Can you write out the whole listing exactly?

Dataset rows:
__________________________________________________
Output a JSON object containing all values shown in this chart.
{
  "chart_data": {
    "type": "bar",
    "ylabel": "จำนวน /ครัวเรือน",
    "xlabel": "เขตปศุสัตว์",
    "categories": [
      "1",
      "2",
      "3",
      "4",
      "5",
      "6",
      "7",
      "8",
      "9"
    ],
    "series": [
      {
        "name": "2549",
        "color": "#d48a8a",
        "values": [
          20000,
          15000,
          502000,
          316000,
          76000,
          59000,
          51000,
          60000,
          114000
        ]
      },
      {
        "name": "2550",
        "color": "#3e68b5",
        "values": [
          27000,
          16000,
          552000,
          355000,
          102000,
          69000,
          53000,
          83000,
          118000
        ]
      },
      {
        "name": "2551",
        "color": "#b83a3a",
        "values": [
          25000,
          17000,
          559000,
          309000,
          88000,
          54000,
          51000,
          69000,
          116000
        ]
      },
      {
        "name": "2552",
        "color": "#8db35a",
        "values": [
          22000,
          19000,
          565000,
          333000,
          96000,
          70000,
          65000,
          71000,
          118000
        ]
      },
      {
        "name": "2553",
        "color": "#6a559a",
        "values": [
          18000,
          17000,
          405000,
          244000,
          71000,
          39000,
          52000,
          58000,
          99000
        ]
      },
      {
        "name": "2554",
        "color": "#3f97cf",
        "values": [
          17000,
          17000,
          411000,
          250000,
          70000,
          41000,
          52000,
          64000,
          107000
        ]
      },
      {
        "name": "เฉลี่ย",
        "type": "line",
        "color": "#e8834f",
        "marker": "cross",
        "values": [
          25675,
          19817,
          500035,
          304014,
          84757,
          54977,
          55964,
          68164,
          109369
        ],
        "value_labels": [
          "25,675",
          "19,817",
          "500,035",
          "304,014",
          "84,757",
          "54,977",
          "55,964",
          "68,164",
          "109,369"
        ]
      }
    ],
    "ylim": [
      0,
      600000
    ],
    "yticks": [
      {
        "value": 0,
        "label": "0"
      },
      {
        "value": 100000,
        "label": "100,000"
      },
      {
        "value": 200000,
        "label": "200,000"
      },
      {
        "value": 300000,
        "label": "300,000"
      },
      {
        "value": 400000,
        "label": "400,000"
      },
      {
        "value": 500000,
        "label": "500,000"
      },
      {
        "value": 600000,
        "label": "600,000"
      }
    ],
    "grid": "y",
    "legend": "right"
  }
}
__________________________________________________
▸ **Result of this exercise**
Output a JSON object containing all values shown in this chart.
{
  "chart_data": {
    "type": "bar",
    "ylabel": "จำนวน /ครัวเรือน",
    "xlabel": "เขตปศุสัตว์",
    "categories": [
      "1",
      "2",
      "3",
      "4",
      "5",
      "6",
      "7",
      "8",
      "9"
    ],
    "series": [
      {
        "name": "2549",
        "color": "#d48a8a",
        "values": [
          20000,
          15000,
          502000,
          316000,
          76000,
          59000,
          51000,
          60000,
          114000
        ]
      },
      {
        "name": "2550",
        "color": "#3e68b5",
        "values": [
          27000,
          16000,
          552000,
          355000,
          102000,
          69000,
          53000,
          83000,
          118000
        ]
      },
      {
        "name": "2551",
        "color": "#b83a3a",
        "values": [
          25000,
          17000,
          559000,
          309000,
          88000,
          54000,
          51000,
          69000,
          116000
        ]
      },
      {
        "name": "2552",
        "color": "#8db35a",
        "values": [
          22000,
          19000,
          565000,
          333000,
          96000,
          70000,
          65000,
          71000,
          118000
        ]
      },
      {
        "name": "2553",
        "color": "#6a559a",
        "values": [
          18000,
          17000,
          405000,
          244000,
          71000,
          39000,
          52000,
          58000,
          99000
        ]
      },
      {
        "name": "2554",
        "color": "#3f97cf",
        "values": [
          17000,
          17000,
          411000,
          250000,
          70000,
          41000,
          52000,
          64000,
          107000
        ]
      },
      {
        "name": "เฉลี่ย",
        "type": "line",
        "color": "#e8834f",
        "marker": "cross",
        "values": [
          25675,
          19817,
          500035,
          304014,
          84757,
          54977,
          55964,
          68164,
          109369
        ],
        "value_labels": [
          "25,675",
          "19,817",
          "500,035",
          "304,014",
          "84,757",
          "54,977",
          "55,964",
          "68,164",
          "109,369"
        ]
      }
    ],
    "ylim": [
      0,
      600000
    ],
    "yticks": [
      {
        "value": 0,
        "label": "0"
      },
      {
        "value": 100000,
        "label": "100,000"
      },
      {
        "value": 200000,
        "label": "200,000"
      },
      {
        "value": 300000,
        "label": "300,000"
      },
      {
        "value": 400000,
        "label": "400,000"
      },
      {
        "value": 500000,
        "label": "500,000"
      },
      {
        "value": 600000,
        "label": "600,000"
      }
    ],
    "grid": "y",
    "legend": "right"
  }
}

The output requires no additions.